> **INFORMATION PROVIDED**:

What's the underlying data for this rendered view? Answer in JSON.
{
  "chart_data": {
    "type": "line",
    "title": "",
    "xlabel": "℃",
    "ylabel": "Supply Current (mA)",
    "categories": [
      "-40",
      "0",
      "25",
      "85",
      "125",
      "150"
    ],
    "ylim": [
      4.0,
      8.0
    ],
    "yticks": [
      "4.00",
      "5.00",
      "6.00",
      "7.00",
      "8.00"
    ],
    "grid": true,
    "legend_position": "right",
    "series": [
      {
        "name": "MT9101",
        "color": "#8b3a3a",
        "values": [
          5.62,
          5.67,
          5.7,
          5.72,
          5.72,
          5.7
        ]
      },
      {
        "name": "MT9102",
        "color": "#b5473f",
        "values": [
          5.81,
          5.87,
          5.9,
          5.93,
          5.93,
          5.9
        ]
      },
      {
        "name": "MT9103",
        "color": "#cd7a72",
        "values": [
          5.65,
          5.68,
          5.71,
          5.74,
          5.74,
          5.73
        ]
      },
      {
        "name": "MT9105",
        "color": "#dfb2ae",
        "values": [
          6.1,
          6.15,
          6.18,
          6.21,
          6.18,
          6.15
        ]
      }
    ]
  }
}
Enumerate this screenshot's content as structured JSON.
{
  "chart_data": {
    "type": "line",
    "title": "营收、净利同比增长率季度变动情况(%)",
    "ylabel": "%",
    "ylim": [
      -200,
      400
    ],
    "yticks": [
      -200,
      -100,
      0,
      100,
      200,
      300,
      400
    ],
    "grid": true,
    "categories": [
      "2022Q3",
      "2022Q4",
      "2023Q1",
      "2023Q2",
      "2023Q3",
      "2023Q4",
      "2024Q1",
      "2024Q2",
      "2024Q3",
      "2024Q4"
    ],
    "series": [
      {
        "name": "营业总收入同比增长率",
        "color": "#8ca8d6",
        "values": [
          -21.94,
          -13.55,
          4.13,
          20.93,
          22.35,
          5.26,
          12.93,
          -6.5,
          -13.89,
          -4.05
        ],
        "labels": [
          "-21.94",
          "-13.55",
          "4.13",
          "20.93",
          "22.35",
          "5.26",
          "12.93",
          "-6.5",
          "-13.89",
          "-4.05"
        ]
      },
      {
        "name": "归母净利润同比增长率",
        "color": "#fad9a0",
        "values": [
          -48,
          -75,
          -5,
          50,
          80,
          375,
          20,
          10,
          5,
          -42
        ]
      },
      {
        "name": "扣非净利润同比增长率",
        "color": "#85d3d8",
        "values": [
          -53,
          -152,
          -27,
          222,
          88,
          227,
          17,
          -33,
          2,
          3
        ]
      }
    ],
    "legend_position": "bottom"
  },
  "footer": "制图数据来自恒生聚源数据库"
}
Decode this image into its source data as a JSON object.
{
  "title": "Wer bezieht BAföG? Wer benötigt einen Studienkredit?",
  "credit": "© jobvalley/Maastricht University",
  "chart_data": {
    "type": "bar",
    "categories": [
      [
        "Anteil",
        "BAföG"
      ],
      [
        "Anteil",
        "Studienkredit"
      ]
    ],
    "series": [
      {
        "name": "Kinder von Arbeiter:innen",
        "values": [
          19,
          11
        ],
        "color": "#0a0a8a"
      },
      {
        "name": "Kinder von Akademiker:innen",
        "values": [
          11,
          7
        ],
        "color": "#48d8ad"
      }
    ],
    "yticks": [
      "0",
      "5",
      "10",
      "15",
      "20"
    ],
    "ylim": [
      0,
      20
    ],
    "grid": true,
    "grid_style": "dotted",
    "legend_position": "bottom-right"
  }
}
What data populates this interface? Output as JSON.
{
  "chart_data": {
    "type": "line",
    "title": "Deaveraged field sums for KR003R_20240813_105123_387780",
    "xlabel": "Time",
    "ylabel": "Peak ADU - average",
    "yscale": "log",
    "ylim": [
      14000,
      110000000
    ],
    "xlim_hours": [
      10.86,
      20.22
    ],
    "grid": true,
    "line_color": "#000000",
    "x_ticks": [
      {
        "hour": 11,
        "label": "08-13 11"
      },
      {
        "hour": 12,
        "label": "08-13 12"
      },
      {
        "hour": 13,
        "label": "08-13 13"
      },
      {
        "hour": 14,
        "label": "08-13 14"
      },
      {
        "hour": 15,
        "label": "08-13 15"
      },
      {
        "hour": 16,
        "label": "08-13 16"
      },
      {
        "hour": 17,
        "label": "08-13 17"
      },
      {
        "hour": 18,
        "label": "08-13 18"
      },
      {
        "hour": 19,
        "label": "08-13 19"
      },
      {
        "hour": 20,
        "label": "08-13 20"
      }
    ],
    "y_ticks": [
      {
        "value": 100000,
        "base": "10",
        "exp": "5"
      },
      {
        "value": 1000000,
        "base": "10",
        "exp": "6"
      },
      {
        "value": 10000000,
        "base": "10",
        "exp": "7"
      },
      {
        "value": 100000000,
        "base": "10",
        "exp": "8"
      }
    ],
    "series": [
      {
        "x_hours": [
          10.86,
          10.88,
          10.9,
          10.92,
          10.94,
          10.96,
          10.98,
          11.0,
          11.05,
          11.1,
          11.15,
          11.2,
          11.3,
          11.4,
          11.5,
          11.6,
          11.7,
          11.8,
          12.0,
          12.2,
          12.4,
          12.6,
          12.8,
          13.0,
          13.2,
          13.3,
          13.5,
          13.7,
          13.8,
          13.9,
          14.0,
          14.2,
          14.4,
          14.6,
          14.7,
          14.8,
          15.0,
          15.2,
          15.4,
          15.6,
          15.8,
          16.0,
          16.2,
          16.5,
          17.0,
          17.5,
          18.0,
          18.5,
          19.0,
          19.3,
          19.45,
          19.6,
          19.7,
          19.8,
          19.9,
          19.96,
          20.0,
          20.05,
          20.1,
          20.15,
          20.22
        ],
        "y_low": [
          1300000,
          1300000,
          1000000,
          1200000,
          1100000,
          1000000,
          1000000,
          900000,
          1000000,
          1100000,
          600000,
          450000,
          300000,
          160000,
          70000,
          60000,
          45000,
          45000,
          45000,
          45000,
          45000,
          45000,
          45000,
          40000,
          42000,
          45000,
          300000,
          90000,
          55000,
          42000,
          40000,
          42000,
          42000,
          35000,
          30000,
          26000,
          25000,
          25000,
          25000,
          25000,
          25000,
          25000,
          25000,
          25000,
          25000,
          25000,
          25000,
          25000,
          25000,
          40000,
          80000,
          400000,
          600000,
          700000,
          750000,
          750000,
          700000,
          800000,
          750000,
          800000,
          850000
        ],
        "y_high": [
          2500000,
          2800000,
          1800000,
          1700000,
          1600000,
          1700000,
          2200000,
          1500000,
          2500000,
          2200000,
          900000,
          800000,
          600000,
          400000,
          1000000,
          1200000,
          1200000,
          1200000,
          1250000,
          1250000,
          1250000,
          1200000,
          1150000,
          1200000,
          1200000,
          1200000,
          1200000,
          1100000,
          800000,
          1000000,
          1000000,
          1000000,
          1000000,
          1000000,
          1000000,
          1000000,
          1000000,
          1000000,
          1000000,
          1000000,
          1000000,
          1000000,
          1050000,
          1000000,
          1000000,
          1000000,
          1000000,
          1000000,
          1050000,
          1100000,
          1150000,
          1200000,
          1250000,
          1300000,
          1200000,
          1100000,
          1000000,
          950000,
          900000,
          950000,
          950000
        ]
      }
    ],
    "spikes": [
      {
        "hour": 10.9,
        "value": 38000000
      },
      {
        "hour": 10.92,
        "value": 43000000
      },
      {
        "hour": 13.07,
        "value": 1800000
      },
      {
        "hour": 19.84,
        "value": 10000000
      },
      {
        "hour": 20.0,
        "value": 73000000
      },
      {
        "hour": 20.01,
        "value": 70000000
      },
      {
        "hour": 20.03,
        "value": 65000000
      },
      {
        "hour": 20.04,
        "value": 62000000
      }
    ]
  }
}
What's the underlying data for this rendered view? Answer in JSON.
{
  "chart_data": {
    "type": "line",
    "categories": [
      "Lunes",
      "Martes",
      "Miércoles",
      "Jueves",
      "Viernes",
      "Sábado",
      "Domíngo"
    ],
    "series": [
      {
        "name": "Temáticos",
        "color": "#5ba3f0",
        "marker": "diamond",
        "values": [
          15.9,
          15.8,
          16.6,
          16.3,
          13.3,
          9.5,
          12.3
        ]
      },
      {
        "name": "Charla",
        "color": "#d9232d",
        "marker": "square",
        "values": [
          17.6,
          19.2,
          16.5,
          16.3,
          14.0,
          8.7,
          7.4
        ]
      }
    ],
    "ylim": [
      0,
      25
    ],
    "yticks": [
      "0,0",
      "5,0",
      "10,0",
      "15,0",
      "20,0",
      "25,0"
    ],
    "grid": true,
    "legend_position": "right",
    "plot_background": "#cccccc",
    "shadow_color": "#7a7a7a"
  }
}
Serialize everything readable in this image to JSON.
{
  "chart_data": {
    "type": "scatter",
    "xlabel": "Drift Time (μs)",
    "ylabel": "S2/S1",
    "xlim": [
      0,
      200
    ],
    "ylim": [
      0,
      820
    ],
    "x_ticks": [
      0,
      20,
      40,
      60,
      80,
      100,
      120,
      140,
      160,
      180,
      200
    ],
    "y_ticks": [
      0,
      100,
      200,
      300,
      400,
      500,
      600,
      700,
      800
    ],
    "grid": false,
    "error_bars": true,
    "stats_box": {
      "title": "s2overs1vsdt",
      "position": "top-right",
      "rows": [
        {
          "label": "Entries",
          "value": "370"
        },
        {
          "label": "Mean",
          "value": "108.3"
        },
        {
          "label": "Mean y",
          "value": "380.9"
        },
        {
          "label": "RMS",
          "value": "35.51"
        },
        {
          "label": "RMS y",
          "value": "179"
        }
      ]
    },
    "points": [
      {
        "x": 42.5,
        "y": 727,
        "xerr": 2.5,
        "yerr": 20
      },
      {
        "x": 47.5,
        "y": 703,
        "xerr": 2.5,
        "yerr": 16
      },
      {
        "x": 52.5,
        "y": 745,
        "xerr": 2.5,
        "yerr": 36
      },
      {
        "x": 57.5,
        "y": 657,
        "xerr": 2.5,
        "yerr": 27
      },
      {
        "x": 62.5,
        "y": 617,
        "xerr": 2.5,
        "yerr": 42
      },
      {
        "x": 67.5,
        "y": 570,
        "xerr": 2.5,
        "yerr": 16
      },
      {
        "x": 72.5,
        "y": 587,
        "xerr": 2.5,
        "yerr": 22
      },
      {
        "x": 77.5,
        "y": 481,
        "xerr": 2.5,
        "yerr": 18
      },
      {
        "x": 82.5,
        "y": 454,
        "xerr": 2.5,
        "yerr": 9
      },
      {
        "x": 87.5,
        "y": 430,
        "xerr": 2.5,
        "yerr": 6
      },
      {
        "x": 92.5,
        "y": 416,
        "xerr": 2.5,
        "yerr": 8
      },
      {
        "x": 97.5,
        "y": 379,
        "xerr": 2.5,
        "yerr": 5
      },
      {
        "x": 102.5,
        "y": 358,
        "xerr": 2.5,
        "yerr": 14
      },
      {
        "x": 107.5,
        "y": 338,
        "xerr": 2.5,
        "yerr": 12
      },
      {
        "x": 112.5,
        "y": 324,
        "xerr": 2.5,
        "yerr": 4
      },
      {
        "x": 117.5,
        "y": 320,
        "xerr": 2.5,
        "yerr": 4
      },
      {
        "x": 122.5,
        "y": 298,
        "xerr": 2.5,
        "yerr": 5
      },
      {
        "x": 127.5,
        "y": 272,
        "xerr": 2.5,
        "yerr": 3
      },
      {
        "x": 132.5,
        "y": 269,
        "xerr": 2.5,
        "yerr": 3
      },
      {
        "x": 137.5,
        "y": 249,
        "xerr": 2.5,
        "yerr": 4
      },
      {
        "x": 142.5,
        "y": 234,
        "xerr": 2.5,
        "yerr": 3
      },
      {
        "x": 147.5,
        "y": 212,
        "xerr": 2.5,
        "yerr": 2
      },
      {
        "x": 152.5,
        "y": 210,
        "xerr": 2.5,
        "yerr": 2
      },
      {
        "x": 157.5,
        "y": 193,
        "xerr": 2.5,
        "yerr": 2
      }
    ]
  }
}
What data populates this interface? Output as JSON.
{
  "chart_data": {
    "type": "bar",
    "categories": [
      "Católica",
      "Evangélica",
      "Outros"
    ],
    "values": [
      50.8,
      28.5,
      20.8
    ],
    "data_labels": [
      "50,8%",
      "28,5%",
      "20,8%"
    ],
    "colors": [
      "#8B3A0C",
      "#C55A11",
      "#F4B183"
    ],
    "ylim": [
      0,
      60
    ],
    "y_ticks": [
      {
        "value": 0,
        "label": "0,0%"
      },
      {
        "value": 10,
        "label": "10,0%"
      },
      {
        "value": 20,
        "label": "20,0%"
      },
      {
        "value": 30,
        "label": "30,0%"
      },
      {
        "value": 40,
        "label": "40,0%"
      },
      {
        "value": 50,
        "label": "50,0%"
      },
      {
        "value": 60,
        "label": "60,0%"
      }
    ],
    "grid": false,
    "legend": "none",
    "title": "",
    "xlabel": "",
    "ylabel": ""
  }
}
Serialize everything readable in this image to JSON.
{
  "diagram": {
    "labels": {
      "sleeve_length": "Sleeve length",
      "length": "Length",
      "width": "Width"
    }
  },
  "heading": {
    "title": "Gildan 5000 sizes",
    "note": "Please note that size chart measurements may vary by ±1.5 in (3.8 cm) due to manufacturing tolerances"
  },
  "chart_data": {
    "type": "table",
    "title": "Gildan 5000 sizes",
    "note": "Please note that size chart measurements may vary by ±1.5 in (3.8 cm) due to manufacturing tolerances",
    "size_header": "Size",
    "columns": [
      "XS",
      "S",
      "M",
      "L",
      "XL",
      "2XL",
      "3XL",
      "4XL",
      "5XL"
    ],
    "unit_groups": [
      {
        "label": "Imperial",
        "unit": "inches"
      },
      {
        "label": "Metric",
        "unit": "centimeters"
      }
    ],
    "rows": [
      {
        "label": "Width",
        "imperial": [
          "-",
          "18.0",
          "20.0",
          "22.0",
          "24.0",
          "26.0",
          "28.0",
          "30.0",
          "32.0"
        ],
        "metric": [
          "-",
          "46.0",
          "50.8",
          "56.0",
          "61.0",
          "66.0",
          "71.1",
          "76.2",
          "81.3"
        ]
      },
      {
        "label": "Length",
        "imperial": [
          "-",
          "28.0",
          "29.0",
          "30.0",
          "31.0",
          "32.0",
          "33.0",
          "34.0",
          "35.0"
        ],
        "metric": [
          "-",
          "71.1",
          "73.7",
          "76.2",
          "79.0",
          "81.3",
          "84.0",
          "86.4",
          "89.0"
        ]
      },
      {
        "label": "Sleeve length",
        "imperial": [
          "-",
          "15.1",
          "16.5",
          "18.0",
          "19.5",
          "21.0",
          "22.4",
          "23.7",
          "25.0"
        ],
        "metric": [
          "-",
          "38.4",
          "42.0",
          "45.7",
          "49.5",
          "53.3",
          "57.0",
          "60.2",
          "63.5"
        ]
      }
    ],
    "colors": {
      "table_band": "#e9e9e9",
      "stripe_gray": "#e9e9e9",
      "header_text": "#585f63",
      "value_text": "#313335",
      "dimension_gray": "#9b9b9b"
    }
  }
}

> **TASK REQUIREMENTS**: Working from the material above, state how many lines contain "bottom"; give only the number.

> **WRITTEN ANSWER**: 2